==== Records shown ====

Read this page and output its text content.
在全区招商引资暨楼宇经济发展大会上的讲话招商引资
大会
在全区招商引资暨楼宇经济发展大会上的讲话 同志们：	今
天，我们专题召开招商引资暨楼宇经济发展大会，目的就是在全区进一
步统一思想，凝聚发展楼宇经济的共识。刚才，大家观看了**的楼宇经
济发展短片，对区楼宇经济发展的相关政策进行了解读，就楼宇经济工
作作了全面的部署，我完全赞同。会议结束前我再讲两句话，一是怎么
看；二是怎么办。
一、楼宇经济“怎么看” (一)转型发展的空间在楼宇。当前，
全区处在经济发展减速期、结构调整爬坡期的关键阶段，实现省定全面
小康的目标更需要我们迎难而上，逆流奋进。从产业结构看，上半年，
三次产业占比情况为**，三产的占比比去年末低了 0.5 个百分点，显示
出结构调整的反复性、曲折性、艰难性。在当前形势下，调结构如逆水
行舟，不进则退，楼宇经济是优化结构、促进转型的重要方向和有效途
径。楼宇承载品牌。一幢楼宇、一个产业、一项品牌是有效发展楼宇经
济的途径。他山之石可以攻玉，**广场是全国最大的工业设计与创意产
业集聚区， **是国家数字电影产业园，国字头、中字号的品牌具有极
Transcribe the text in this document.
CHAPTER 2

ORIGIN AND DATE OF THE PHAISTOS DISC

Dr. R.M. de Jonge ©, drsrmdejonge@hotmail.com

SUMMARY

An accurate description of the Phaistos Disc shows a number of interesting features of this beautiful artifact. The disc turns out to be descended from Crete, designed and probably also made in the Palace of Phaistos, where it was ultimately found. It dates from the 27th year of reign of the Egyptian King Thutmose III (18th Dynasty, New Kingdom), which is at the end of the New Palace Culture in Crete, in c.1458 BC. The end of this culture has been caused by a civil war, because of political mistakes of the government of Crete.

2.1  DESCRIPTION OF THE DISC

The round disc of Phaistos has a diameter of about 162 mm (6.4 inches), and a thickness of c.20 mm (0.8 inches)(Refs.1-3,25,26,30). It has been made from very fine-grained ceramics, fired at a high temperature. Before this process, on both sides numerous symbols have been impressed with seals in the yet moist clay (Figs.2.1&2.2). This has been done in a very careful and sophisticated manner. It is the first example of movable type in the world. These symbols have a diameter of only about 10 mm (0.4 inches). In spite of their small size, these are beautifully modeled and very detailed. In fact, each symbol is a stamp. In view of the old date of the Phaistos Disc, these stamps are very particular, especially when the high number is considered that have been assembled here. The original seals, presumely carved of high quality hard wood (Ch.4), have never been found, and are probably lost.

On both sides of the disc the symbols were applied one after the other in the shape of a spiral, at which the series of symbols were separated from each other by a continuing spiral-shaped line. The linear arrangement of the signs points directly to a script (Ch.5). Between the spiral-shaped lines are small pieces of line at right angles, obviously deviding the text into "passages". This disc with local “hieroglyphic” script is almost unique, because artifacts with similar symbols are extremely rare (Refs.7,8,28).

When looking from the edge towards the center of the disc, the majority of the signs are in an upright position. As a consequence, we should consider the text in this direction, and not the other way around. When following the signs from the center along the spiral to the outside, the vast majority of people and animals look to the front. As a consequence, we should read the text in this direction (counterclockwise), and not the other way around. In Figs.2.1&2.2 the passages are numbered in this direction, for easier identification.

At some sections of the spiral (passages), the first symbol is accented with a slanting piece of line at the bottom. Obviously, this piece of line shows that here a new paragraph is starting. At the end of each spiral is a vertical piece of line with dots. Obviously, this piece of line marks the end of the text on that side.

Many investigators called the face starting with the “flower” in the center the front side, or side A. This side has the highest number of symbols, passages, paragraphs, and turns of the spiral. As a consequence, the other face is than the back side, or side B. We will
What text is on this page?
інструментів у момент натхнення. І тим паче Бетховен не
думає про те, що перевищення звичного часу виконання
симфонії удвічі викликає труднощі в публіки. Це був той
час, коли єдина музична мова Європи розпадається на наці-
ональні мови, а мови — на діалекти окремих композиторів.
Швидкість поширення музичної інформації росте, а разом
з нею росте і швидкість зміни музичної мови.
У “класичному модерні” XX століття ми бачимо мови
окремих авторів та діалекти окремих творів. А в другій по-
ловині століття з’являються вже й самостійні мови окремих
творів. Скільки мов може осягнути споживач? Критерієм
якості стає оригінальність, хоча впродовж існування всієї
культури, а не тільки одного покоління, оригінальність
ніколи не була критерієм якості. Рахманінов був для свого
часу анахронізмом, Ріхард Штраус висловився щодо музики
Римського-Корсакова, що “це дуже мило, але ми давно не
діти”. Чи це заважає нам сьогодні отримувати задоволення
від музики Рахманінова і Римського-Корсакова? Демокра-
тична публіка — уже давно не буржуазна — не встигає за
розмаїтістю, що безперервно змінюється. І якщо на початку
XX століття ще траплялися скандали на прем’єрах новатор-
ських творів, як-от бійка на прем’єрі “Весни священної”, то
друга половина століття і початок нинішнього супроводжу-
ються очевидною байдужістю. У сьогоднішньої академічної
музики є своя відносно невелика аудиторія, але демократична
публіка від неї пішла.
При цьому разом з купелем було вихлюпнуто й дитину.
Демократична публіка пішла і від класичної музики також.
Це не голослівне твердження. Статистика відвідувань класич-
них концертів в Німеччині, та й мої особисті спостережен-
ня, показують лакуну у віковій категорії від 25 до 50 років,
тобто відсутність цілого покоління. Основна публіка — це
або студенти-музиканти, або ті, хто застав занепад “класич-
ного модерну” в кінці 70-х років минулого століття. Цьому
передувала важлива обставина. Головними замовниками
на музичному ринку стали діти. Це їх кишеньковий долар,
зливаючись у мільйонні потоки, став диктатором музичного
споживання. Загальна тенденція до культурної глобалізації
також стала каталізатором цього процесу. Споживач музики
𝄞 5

====

**Your instructions:**
Copy the lines from the entries above in which the word "разом" appears.

**Reply to the task:**
Швидкість поширення музичної інформації росте, а разом
При цьому разом з купелем було вихлюпнуто й дитину.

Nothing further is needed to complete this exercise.